Trabalhos Aprovados 2021

Ficha do Proponente

Proponente

    Aline Bittencourt Portugal (UFRJ)

Minicurrículo

    Aline Portugal é doutoranda em Comunicação Social pela UFRJ e mestre em Comunicação Social pela UFF. Realizadora audiovisual, roteirista e integrante da Mirada Filmes (www.miradafilmes.com.br), dirigiu o longa-metragem Aracati (Competitiva IDFA 2015, Mostra Aurora Tiradentes 2016) e curtas que circularam por diversos festivais nacionais e internacionais, tais como Festival do Rio, Curta Cinema, Festival de Cartagena (FICCI), Festival Luso Brasileiro de Santa Maria da Feira, entre outros.

Coautor

    Érico Oliveira de Araújo Lima (UFC)

Ficha do Trabalho

Título

    Tecer uma teresa em roda: “Tremor Iê” e o fazer entre mulheres

Seminário

    Cinemas mundiais entre mulheres: feminismos contemporâneos em perspectiva

Resumo

    Percorreremos aqui as tessituras entre mulheres no filme Tremor Iê (2019), tramado a muitas mãos, a partir de um encontro entre vizinhas (Lívia de Paiva, Elena Meirelles, Lila M. Salú e Deyse Mara). Tomaremos como mote a teresa, objeto usado para a fuga das prisões, num emaranhado de tecidos; e a roda, forma recorrente de reunião entre as mulheres que habitam a cena fílmica. Com elas, buscaremos pensar ainda o entrelaçamento entre tempos, entre filme e processo, entre real e ficção.
··········
- _As tarefas_:
1 > Segundo a ficha do trabalho sobre Tremor Iê, para que é usada a teresa?
2 > Escreva a continuação do resumo sobre Tremor Iê, com duas ou três frases que comecem depois da última frase do trecho fornecido.
··········
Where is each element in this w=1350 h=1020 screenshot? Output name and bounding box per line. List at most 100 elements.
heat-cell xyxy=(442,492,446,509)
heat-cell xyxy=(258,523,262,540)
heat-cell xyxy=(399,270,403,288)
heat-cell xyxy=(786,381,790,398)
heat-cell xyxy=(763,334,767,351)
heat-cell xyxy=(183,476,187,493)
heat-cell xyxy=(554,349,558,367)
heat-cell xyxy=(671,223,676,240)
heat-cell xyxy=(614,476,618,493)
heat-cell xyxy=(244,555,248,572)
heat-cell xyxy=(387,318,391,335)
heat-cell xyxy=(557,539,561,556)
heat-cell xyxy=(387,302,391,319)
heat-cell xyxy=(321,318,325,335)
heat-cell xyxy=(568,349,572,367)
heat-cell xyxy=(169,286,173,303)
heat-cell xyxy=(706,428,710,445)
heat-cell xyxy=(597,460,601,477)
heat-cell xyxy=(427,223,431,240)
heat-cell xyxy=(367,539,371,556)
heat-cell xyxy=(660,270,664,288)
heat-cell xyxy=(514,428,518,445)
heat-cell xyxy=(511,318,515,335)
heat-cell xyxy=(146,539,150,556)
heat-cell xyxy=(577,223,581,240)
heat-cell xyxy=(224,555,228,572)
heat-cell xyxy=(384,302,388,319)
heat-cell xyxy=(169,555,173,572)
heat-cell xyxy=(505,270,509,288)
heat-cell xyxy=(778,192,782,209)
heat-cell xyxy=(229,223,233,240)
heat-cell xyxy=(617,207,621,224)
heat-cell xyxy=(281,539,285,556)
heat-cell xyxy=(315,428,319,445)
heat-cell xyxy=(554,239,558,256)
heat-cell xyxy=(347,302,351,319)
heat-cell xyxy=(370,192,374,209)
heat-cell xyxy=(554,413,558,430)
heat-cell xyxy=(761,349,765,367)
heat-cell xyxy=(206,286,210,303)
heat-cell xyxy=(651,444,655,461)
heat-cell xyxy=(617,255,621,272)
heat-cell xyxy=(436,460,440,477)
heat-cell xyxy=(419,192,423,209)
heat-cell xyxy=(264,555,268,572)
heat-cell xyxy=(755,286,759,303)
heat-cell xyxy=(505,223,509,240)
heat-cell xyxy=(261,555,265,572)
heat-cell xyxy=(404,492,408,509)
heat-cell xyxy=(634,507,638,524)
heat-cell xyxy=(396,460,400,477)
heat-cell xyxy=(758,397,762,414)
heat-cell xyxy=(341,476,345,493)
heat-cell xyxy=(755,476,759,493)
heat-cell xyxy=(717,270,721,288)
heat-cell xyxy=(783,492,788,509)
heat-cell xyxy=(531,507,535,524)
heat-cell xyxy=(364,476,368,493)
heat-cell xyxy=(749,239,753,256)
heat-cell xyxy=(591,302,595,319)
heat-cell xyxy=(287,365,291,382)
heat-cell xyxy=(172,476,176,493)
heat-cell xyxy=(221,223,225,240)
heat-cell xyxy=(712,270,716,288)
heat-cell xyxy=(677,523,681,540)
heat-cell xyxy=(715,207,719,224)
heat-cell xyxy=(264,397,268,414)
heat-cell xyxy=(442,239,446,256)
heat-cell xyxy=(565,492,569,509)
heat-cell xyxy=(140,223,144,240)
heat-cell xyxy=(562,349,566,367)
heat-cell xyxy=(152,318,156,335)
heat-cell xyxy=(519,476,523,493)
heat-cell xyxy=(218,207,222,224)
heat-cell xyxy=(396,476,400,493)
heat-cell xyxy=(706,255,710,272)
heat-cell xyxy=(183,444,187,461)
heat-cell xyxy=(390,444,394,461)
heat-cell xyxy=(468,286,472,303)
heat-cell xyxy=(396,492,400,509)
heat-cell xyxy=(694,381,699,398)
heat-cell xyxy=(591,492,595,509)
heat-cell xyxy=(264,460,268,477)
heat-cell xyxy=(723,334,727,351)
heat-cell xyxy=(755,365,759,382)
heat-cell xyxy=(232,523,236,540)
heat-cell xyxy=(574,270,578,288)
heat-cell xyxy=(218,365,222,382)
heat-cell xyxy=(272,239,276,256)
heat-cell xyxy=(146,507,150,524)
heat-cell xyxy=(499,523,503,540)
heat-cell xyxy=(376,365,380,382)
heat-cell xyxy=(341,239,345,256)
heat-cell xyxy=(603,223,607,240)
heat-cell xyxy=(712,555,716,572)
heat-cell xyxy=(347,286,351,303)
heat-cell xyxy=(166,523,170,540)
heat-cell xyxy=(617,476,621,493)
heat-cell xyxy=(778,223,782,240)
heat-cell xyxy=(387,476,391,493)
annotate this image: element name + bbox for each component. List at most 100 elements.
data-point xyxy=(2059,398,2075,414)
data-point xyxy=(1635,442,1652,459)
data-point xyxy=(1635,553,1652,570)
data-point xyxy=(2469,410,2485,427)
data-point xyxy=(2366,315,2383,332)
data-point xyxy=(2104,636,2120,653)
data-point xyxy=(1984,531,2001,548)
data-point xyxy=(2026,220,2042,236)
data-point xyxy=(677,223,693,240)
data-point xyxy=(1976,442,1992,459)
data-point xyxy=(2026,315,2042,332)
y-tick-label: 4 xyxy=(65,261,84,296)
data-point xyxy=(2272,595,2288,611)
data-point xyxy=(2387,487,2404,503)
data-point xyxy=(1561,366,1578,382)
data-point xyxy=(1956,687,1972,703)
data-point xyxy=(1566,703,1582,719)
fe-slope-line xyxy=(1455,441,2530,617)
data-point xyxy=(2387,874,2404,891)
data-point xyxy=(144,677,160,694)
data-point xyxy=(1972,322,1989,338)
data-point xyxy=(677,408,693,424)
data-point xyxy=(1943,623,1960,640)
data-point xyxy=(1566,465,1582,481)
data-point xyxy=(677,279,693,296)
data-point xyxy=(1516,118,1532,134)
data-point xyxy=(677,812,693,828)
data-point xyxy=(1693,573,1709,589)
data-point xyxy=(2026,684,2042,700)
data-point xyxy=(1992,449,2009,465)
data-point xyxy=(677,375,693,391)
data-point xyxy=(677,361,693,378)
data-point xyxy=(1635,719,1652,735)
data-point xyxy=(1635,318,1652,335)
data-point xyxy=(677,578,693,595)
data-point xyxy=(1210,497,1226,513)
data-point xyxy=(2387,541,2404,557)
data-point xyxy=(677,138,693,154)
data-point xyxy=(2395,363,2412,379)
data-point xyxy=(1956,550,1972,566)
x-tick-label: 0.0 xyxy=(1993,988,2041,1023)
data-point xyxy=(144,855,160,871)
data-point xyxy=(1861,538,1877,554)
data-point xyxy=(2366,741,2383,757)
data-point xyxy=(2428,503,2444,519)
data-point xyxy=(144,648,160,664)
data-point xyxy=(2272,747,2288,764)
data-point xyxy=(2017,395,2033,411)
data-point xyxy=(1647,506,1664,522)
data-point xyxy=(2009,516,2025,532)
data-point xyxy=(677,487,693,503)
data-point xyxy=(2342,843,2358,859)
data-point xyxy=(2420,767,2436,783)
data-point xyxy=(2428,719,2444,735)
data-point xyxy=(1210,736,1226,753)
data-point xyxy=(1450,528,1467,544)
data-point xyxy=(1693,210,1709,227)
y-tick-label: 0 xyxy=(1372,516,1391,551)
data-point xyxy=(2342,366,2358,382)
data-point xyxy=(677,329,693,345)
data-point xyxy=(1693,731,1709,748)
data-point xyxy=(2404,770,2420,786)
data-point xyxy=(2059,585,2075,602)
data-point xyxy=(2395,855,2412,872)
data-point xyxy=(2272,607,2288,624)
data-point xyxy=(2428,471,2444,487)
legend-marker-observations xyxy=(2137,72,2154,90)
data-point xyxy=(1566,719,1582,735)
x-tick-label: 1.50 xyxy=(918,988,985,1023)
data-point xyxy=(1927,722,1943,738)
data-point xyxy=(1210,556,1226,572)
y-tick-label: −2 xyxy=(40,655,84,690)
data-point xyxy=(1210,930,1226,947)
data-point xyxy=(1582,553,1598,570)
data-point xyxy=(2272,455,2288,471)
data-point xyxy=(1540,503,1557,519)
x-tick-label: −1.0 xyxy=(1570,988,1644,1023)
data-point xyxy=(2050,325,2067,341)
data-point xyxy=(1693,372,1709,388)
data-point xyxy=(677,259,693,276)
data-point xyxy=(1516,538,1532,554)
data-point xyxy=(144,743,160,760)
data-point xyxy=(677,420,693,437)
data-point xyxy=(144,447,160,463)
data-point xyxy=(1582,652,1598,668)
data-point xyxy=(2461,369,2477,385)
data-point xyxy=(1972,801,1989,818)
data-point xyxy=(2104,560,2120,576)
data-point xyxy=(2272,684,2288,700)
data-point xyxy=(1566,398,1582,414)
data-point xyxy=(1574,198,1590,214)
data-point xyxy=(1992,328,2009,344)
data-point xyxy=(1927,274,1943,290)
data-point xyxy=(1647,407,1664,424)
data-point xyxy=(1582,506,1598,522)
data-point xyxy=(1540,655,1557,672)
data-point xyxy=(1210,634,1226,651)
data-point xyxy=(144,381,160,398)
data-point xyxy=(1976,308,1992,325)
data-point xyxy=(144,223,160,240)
··········
- _Respostas por tarefa_:
1 > Para a fuga das prisões.

2 >
Resumo expandido

    Com retalhos de tecidos nas mãos, seis mulheres dispostas em roda perfazem os nós que dão forma a uma teresa. Convocamos essa imagem de Tremor Iê (Lívia de Paiva, Elena Meirelles, Fortaleza, 2019) como um operador metodológico para pensar a tessitura fílmica de maneira ampliada, numa conexão indissociável entre os procedimentos estéticos e os modos de fazer. Objeto que nos remete ao mesmo tempo ao encarceramento e a resistência a ele, essa corda feita a muitas mãos, femininas, diz muito das matérias, dos gestos e das formas que constituem o próprio filme.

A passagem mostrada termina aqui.